• PROVIDED ENTRIES
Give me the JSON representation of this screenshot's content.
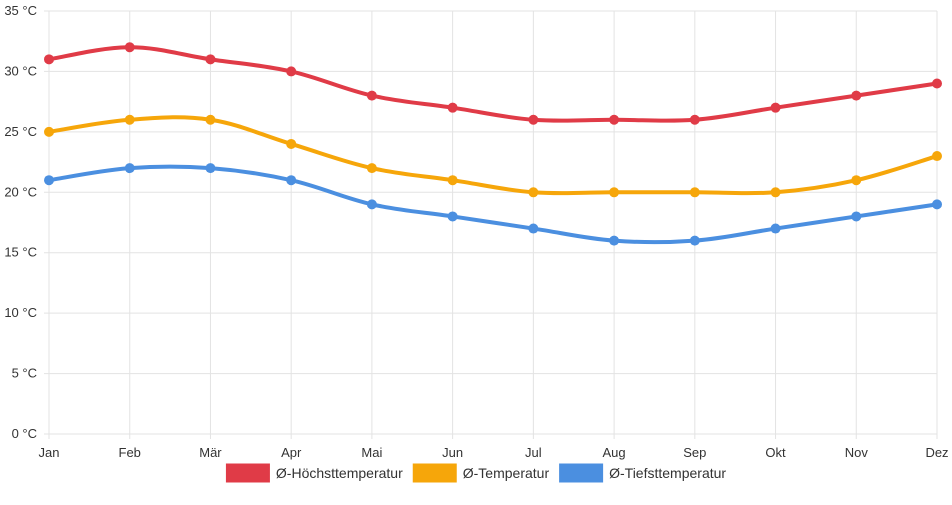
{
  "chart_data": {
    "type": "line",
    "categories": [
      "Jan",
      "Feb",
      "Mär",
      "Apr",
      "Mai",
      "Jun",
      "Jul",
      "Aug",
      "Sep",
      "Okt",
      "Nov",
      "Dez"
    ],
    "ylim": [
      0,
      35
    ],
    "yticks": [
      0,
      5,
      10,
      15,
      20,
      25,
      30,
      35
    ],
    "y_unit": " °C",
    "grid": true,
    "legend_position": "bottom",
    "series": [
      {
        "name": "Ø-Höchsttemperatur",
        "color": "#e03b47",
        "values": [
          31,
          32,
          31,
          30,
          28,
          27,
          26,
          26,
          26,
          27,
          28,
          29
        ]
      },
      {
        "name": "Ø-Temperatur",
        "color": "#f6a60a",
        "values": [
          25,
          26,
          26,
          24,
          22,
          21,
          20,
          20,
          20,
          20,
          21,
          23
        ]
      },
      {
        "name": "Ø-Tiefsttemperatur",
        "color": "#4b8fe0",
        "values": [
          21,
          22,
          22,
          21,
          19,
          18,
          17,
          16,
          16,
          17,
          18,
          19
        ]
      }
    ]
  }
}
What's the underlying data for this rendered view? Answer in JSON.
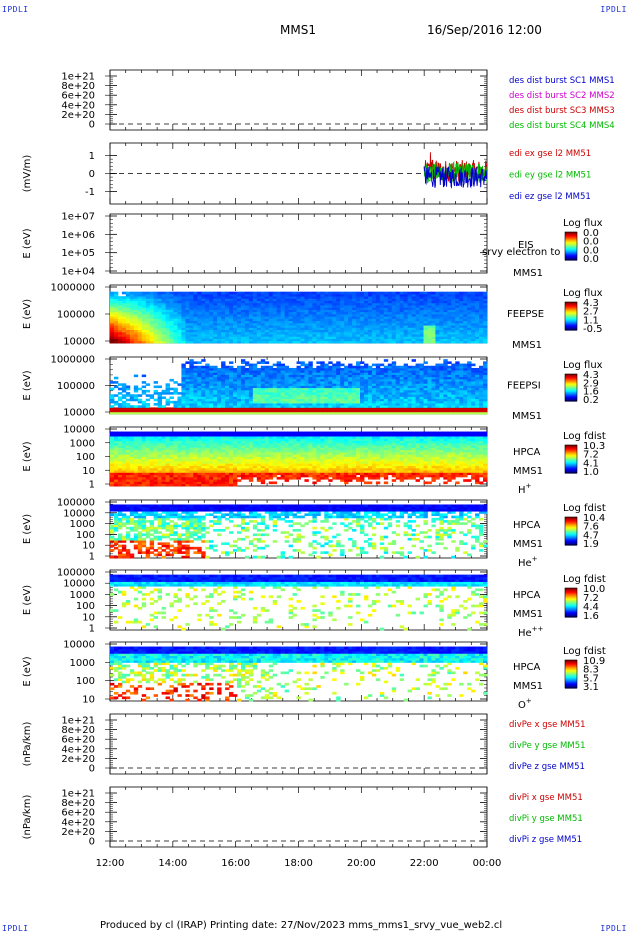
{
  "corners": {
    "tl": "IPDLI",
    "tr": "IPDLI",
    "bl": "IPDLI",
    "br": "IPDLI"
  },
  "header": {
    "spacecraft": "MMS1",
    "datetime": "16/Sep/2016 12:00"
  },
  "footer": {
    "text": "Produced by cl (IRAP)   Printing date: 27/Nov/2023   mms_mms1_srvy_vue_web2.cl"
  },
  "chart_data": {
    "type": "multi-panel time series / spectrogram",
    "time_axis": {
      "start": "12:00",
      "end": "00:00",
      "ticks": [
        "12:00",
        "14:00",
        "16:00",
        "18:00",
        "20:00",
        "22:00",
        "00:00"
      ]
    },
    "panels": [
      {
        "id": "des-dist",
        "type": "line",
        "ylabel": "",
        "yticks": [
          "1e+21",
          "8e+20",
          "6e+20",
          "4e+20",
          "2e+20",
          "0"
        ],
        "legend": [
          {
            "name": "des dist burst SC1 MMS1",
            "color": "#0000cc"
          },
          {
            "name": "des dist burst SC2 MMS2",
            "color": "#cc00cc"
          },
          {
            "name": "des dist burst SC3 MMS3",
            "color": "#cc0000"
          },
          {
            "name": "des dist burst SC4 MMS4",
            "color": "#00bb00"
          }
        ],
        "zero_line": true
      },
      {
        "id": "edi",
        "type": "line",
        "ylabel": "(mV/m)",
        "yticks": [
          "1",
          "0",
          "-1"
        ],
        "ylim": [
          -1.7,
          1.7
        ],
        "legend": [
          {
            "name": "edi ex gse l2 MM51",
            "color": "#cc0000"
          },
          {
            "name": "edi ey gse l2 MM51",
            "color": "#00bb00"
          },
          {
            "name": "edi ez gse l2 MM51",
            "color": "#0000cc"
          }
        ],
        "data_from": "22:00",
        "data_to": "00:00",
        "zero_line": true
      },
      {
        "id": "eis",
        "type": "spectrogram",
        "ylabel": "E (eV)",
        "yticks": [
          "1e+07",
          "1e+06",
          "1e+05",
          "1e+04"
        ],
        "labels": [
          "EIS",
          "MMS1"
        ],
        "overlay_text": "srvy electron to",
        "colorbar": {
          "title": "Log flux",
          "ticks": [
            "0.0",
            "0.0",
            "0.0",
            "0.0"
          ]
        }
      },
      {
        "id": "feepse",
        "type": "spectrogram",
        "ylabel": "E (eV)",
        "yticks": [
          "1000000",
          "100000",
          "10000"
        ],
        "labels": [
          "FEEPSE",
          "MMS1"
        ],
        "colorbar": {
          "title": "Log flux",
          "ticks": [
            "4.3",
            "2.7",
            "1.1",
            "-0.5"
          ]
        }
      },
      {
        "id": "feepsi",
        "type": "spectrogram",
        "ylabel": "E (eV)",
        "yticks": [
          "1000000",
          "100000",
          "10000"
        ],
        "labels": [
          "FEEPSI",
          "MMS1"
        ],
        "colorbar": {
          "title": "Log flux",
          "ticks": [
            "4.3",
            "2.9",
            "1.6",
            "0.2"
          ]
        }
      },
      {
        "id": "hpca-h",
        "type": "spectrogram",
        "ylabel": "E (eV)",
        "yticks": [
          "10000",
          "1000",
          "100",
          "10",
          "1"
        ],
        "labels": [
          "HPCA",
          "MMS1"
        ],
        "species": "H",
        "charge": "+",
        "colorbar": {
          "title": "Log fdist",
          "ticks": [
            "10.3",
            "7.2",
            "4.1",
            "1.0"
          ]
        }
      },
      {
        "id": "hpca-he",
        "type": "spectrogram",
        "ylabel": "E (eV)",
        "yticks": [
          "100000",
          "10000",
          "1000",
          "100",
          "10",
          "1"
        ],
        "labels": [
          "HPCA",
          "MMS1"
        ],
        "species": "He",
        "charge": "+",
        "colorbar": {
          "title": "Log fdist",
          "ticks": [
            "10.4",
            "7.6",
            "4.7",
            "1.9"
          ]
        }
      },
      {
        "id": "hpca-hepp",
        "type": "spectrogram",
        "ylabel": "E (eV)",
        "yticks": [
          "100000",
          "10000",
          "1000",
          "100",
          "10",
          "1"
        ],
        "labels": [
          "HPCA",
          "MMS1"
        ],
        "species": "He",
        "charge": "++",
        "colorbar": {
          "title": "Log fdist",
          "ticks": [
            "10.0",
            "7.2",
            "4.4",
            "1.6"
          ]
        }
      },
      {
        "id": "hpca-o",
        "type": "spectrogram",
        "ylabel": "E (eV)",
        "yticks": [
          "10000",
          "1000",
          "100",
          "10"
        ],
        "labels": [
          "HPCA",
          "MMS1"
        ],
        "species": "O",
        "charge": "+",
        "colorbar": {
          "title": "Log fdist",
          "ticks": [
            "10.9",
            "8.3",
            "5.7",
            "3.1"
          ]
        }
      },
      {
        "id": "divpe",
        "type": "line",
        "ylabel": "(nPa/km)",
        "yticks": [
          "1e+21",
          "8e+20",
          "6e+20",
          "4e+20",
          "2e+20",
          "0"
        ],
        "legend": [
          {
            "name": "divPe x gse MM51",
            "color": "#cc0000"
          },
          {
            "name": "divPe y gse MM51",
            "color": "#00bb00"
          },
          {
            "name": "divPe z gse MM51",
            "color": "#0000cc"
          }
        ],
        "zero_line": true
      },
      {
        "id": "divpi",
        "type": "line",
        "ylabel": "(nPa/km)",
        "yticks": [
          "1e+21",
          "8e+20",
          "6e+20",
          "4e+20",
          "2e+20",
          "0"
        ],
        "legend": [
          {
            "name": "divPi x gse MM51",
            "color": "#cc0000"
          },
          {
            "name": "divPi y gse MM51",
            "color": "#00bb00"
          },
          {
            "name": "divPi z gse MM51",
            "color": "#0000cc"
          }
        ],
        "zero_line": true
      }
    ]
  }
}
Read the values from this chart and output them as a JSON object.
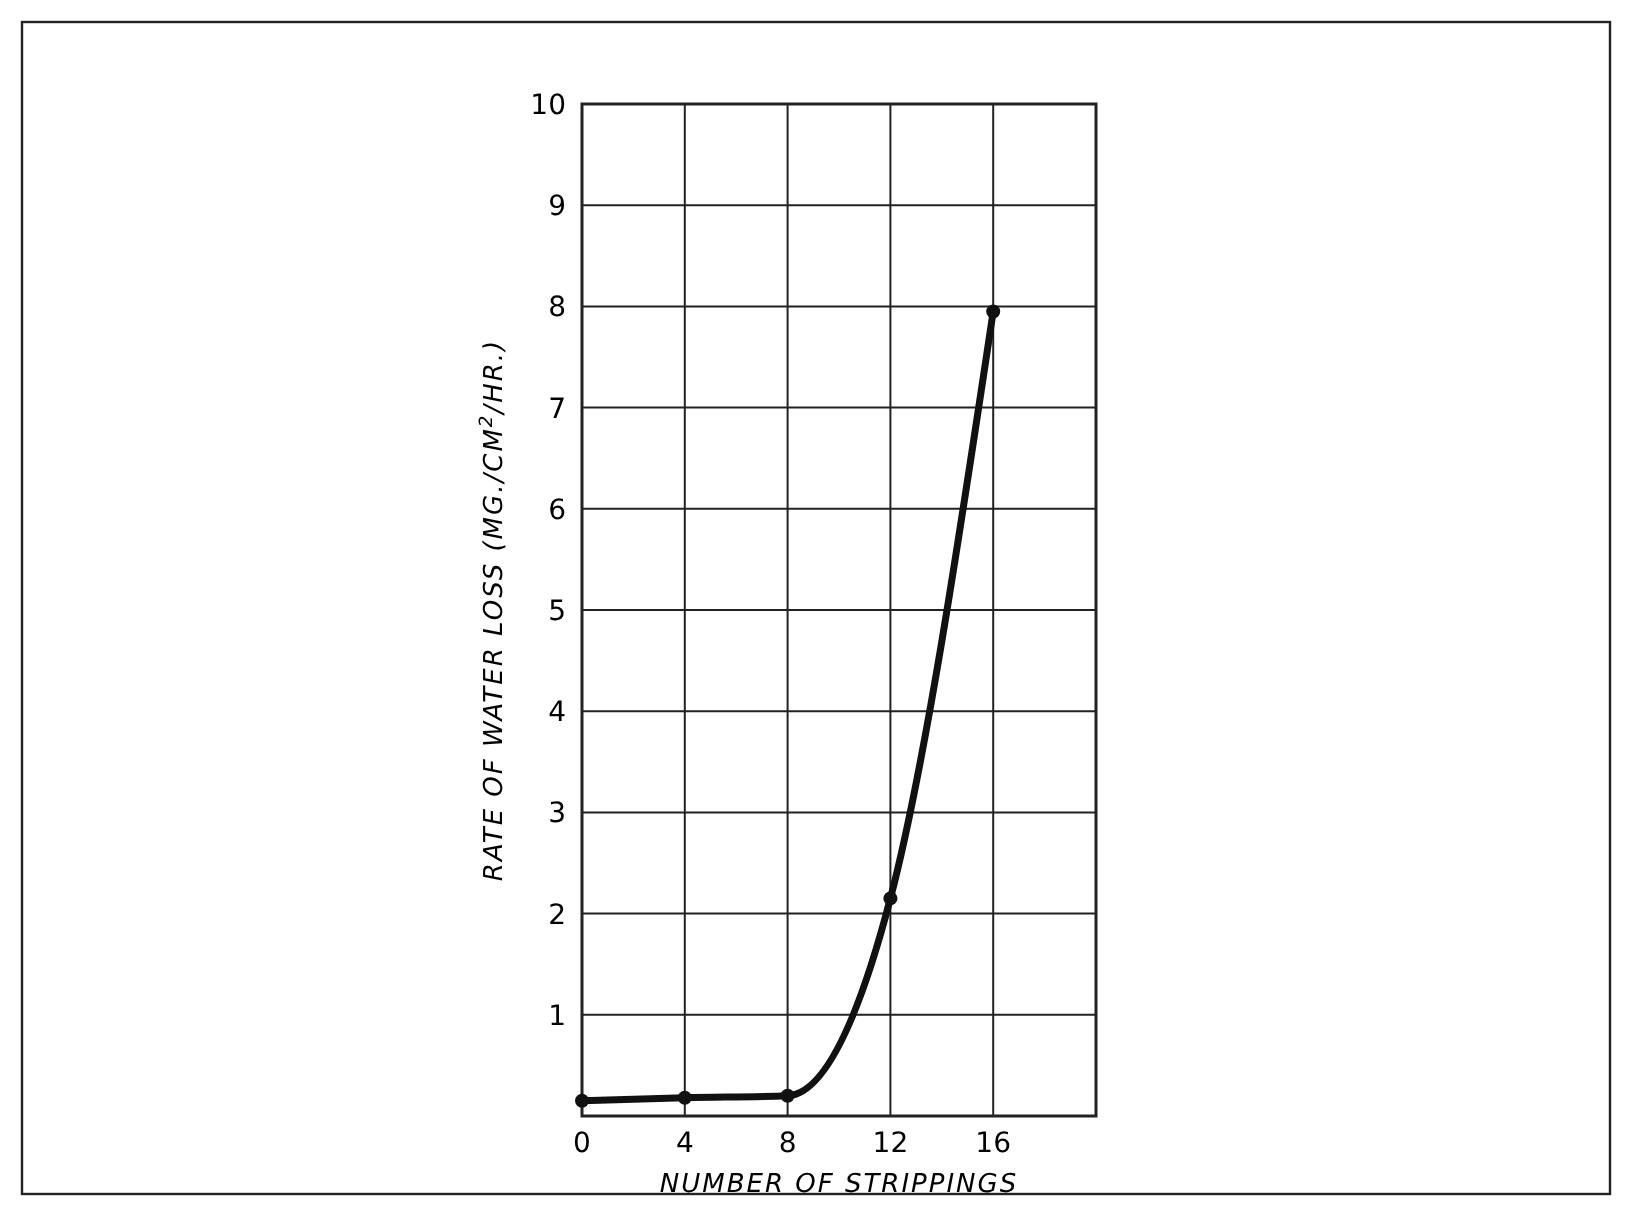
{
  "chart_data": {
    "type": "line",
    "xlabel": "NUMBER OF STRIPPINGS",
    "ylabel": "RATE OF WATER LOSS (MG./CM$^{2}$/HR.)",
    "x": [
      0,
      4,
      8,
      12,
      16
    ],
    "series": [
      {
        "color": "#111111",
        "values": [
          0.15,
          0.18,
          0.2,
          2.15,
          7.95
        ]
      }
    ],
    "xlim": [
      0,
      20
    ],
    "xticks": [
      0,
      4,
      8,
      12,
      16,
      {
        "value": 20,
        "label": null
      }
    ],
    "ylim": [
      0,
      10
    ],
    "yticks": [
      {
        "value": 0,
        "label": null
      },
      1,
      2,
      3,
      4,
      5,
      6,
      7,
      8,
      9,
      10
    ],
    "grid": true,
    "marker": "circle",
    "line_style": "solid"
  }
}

• WHAT IS NEEDED
Reproduce exactly, without any picture, the lines from the one bearing "Read the values" to the last line of the records above.

• OUTPUT
Read the values from this chart and output them as a JSON object.
{
  "chart_data": {
    "type": "line",
    "xlabel": "NUMBER OF STRIPPINGS",
    "ylabel": "RATE OF WATER LOSS (MG./CM$^{2}$/HR.)",
    "x": [
      0,
      4,
      8,
      12,
      16
    ],
    "series": [
      {
        "color": "#111111",
        "values": [
          0.15,
          0.18,
          0.2,
          2.15,
          7.95
        ]
      }
    ],
    "xlim": [
      0,
      20
    ],
    "xticks": [
      0,
      4,
      8,
      12,
      16,
      {
        "value": 20,
        "label": null
      }
    ],
    "ylim": [
      0,
      10
    ],
    "yticks": [
      {
        "value": 0,
        "label": null
      },
      1,
      2,
      3,
      4,
      5,
      6,
      7,
      8,
      9,
      10
    ],
    "grid": true,
    "marker": "circle",
    "line_style": "solid"
  }
}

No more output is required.